(PROMPT):
Reproduce the passage of the footballer profile verbatim, everything from "- 2024: Veres" down to "footballer (born 1992)".

(READING TEXT):
Personal information
- Full name: Yevhen Volodymyrovych Banada
- Date of birth: 29 February 1992 (age 34)
- Place of birth: Nikopol, Ukraine
- Height: 1.82 m (6 ft 0 in)
- Position: Midfielder

Team information
- Current team: Livyi Bereh Kyiv
- Number: 44

Youth career
- 2005: UFK Dnipropetrovsk
- 2006–2008: UOR Donetsk
- 2008–2009: Olimpik Donetsk

Senior career*
- Years: Team / Apps / (Gls)
- 2011–2021: Oleksandriya / 215 / (23)
- 2021–2022: Metalist Kharkiv / 13 / (6)
- 2022–2023: Kryvbas Kryvyi Rih / 18 / (0)
- 2023: LNZ Cherkasy / 1 / (0)
- 2024: Veres Rivne / 9 / (0)
- 2024–: Livyi Bereh Kyiv / 44 / (3)

International career^{‡}
- 2013: Ukraine U21 / 2 / (0)

= Yevhen Banada =

Ukrainian footballer (born 1992)

Yevhen Volodymyrovych Banada (Євген Володимирович Банада; born 29 February 1992) is a Ukrainian professional footballer who plays as a midfielder for Livyi Bereh Kyiv.

==Club career==
===Early years===
Bananda is a product of the Donetsk city youth football system and Olimpik Donetsk.

===Oleksandriya===
His debut at professional level he made in 2011 for Oleksandriya.

===Kryvbas Kryvyi Rih===
On 14 July 2022 he signed for Kryvbas Kryvyi Rih.

==International career==
He was called up by manager Serhiy Kovalets for the squad of the Ukraine national under-21 football team to participate in the 2013 Commonwealth of Independent States Cup in Russia.

(SOURCE MATERIAL):
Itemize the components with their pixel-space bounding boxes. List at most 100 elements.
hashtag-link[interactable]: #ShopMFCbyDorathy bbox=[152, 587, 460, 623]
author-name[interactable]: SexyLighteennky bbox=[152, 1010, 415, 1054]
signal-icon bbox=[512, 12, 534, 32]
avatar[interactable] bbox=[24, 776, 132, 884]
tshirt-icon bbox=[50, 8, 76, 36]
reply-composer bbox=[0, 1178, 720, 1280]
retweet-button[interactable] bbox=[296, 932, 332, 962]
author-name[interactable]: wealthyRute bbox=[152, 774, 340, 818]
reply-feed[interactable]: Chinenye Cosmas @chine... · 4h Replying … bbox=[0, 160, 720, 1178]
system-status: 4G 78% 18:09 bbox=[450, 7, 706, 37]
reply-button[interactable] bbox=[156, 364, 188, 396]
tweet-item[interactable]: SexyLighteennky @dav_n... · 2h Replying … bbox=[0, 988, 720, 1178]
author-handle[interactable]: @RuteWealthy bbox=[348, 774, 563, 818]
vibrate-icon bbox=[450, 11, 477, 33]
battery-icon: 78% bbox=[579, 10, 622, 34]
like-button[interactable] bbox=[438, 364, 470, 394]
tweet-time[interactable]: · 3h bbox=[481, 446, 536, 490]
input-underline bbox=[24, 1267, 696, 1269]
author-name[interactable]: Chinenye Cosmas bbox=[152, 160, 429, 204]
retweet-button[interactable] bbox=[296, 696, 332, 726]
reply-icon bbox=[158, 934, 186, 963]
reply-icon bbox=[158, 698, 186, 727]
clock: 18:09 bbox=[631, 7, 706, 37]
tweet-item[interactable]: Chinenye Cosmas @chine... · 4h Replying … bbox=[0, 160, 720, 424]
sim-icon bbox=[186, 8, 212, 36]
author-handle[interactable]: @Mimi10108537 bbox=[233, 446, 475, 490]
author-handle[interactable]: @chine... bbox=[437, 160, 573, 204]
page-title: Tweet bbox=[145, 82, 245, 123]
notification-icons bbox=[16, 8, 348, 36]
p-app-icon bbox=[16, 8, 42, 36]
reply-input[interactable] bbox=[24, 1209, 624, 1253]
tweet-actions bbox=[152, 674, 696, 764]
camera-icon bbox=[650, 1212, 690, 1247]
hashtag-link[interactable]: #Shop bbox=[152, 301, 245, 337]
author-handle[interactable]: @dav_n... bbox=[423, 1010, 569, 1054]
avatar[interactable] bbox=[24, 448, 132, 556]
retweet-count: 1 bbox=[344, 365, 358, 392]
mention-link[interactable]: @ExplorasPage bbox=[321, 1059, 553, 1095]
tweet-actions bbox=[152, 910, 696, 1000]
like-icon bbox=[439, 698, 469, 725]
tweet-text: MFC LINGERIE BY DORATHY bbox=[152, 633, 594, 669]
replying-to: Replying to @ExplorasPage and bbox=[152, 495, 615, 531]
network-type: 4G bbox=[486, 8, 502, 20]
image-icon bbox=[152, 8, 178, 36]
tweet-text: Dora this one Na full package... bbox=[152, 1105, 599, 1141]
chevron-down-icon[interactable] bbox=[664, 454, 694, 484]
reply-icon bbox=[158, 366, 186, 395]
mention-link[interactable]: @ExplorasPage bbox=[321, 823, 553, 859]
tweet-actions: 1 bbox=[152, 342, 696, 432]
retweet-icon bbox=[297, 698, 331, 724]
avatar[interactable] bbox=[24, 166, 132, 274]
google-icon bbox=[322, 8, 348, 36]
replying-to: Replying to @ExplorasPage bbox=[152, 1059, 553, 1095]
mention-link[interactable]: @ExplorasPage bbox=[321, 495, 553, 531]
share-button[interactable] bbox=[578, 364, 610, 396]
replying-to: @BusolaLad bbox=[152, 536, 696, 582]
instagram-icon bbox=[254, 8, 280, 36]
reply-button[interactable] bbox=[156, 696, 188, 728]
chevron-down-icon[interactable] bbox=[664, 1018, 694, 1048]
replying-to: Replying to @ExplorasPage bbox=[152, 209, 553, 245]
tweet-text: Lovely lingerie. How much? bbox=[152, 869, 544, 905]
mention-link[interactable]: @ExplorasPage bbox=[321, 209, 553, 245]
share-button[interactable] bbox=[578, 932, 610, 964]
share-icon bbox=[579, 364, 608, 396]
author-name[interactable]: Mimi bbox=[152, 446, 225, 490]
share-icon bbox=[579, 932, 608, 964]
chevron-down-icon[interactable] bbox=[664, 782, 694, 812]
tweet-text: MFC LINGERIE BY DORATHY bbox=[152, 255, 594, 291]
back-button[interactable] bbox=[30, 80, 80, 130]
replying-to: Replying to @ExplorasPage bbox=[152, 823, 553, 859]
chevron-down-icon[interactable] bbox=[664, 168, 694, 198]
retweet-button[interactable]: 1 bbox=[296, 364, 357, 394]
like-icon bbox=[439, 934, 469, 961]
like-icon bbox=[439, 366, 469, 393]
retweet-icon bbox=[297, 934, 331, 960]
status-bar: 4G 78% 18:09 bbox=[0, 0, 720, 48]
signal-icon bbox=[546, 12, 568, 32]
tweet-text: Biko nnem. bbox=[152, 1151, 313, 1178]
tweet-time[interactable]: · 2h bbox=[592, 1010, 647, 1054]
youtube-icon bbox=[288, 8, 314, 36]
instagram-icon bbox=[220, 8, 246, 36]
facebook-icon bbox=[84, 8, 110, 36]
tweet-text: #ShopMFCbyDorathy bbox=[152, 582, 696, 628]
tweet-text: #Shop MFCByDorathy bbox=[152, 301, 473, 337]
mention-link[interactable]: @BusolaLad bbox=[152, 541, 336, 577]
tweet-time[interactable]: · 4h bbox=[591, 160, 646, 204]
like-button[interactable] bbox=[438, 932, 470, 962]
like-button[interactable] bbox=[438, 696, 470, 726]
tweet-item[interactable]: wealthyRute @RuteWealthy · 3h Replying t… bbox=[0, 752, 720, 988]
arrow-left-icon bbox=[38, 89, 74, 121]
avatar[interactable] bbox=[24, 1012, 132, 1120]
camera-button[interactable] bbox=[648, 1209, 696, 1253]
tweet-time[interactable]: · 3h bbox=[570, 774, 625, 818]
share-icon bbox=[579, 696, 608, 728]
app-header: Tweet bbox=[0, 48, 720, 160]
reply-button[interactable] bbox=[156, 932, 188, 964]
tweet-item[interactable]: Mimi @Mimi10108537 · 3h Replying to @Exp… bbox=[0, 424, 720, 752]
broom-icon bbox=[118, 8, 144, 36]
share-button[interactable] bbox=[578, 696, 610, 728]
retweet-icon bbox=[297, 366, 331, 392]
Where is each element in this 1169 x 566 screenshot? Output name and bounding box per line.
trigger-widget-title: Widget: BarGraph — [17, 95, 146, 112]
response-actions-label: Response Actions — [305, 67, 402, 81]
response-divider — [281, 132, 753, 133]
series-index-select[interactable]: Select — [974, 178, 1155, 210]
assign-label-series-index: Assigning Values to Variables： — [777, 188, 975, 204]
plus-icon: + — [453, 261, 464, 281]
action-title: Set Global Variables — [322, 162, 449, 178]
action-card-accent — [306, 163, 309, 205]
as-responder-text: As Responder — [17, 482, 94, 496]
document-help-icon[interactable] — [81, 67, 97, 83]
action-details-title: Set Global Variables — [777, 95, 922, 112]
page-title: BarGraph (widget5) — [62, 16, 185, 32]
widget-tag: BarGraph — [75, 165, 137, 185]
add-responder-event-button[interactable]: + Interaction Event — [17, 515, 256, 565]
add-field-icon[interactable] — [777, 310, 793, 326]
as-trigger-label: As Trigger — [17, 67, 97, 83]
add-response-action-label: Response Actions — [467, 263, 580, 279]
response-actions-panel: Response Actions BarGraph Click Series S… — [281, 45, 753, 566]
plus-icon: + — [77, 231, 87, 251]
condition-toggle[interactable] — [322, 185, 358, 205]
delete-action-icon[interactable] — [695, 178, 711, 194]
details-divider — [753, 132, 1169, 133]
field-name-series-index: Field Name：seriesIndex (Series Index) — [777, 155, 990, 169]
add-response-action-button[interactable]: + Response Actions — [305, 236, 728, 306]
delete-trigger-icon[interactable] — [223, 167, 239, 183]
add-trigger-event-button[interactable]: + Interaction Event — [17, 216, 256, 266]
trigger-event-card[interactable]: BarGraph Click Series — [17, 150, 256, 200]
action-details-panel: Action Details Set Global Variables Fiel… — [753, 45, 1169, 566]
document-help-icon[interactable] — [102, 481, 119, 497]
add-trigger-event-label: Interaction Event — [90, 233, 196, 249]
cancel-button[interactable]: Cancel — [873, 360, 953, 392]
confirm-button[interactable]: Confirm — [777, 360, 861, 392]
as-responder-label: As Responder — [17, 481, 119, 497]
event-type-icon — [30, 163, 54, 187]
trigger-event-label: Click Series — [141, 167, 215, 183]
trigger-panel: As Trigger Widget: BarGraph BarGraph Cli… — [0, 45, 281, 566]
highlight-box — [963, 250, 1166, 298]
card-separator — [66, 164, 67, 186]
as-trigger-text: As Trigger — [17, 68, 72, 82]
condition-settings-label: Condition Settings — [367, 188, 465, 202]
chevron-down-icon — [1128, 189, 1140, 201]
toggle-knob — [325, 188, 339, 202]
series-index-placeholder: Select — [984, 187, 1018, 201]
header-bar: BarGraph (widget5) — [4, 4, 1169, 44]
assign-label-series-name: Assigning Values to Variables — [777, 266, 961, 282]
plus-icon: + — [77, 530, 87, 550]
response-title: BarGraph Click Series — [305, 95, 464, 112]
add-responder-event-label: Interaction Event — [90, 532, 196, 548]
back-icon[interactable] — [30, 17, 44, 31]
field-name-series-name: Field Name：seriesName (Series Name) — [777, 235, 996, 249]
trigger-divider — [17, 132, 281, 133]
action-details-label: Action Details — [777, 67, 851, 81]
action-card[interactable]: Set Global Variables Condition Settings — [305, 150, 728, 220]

(RESULT BELOW):
- 2024: Veres Rivne / 9 / (0)
- 2024–: Livyi Bereh Kyiv / 44 / (3)

International career^{‡}
- 2013: Ukraine U21 / 2 / (0)

= Yevhen Banada =

Ukrainian footballer (born 1992)